Send back all the data below, exactly as given.

Entries taken from a collection:
#####

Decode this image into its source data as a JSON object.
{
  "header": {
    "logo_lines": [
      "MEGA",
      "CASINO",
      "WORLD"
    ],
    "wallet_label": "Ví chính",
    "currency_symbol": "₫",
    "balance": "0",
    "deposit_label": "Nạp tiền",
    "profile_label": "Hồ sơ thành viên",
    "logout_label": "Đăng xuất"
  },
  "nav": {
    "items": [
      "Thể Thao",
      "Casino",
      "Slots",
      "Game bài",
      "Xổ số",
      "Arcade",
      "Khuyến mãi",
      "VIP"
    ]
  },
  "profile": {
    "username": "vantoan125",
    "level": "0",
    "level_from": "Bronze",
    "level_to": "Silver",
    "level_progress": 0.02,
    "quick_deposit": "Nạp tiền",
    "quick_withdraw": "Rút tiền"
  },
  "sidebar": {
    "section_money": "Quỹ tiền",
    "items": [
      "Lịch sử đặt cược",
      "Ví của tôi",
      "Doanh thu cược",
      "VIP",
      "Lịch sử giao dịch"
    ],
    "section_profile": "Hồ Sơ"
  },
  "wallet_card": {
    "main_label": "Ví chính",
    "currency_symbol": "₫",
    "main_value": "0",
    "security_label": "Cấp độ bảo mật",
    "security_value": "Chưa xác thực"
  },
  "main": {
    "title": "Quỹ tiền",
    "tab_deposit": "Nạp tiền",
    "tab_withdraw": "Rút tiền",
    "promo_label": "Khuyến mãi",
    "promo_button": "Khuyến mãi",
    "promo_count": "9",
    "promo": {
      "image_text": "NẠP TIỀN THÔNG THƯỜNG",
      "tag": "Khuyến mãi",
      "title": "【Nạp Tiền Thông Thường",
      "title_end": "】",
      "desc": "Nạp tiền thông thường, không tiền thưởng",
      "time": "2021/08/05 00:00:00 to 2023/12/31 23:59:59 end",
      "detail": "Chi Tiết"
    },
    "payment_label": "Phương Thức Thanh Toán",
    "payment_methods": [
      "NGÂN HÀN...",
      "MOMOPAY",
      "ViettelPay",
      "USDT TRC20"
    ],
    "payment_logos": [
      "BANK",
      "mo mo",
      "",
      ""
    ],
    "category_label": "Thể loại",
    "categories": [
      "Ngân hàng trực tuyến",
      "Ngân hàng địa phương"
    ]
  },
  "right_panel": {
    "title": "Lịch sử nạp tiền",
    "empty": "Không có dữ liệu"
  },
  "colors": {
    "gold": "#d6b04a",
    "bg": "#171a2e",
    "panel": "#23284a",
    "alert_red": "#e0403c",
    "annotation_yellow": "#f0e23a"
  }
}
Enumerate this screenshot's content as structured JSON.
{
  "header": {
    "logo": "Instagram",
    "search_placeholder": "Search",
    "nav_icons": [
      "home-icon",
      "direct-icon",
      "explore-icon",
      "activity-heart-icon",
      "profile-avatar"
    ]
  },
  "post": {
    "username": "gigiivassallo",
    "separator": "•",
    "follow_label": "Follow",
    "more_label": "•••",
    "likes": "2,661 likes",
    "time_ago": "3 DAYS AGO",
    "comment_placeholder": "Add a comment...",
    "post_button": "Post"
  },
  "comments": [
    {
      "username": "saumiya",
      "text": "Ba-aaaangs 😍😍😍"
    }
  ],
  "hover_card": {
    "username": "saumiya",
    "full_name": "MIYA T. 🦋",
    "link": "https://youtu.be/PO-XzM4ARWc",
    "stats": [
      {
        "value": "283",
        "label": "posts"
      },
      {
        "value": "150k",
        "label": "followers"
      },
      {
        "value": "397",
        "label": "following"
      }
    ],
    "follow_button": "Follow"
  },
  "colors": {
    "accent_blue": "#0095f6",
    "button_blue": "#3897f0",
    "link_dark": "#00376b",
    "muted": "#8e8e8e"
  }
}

#####

* _Response to this task_:
Decode this image into its source data as a JSON object.
{
  "header": {
    "logo_lines": [
      "MEGA",
      "CASINO",
      "WORLD"
    ],
    "wallet_label": "Ví chính",
    "currency_symbol": "₫",
    "balance": "0",
    "deposit_label": "Nạp tiền",
    "profile_label": "Hồ sơ thành viên",
    "logout_label": "Đăng xuất"
  },
  "nav": {
    "items": [
      "Thể Thao",
      "Casino",
      "Slots",
      "Game bài",
      "Xổ số",
      "Arcade",
      "Khuyến mãi",
      "VIP"
    ]
  },
  "profile": {
    "username": "vantoan125",
    "level": "0",
    "level_from": "Bronze",
    "level_to": "Silver",
    "level_progress": 0.02,
    "quick_deposit": "Nạp tiền",
    "quick_withdraw": "Rút tiền"
  },
  "sidebar": {
    "section_money": "Quỹ tiền",
    "items": [
      "Lịch sử đặt cược",
      "Ví của tôi",
      "Doanh thu cược",
      "VIP",
      "Lịch sử giao dịch"
    ],
    "section_profile": "Hồ Sơ"
  },
  "wallet_card": {
    "main_label": "Ví chính",
    "currency_symbol": "₫",
    "main_value": "0",
    "security_label": "Cấp độ bảo mật",
    "security_value": "Chưa xác thực"
  },
  "main": {
    "title": "Quỹ tiền",
    "tab_deposit": "Nạp tiền",
    "tab_withdraw": "Rút tiền",
    "promo_label": "Khuyến mãi",
    "promo_button": "Khuyến mãi",
    "promo_count": "9",
    "promo": {
      "image_text": "NẠP TIỀN THÔNG THƯỜNG",
      "tag": "Khuyến mãi",
      "title": "【Nạp Tiền Thông Thường",
      "title_end": "】",
      "desc": "Nạp tiền thông thường, không tiền thưởng",
      "time": "2021/08/05 00:00:00 to 2023/12/31 23:59:59 end",
      "detail": "Chi Tiết"
    },
    "payment_label": "Phương Thức Thanh Toán",
    "payment_methods": [
      "NGÂN HÀN...",
      "MOMOPAY",
      "ViettelPay",
      "USDT TRC20"
    ],
    "payment_logos": [
      "BANK",
      "mo mo",
      "",
      ""
    ],
    "category_label": "Thể loại",
    "categories": [
      "Ngân hàng trực tuyến",
      "Ngân hàng địa phương"
    ]
  },
  "right_panel": {
    "title": "Lịch sử nạp tiền",
    "empty": "Không có dữ liệu"
  },
  "colors": {
    "gold": "#d6b04a",
    "bg": "#171a2e",
    "panel": "#23284a",
    "alert_red": "#e0403c",
    "annotation_yellow": "#f0e23a"
  }
}
Enumerate this screenshot's content as structured JSON.
{
  "header": {
    "logo": "Instagram",
    "search_placeholder": "Search",
    "nav_icons": [
      "home-icon",
      "direct-icon",
      "explore-icon",
      "activity-heart-icon",
      "profile-avatar"
    ]
  },
  "post": {
    "username": "gigiivassallo",
    "separator": "•",
    "follow_label": "Follow",
    "more_label": "•••",
    "likes": "2,661 likes",
    "time_ago": "3 DAYS AGO",
    "comment_placeholder": "Add a comment...",
    "post_button": "Post"
  },
  "comments": [
    {
      "username": "saumiya",
      "text": "Ba-aaaangs 😍😍😍"
    }
  ],
  "hover_card": {
    "username": "saumiya",
    "full_name": "MIYA T. 🦋",
    "link": "https://youtu.be/PO-XzM4ARWc",
    "stats": [
      {
        "value": "283",
        "label": "posts"
      },
      {
        "value": "150k",
        "label": "followers"
      },
      {
        "value": "397",
        "label": "following"
      }
    ],
    "follow_button": "Follow"
  },
  "colors": {
    "accent_blue": "#0095f6",
    "button_blue": "#3897f0",
    "link_dark": "#00376b",
    "muted": "#8e8e8e"
  }
}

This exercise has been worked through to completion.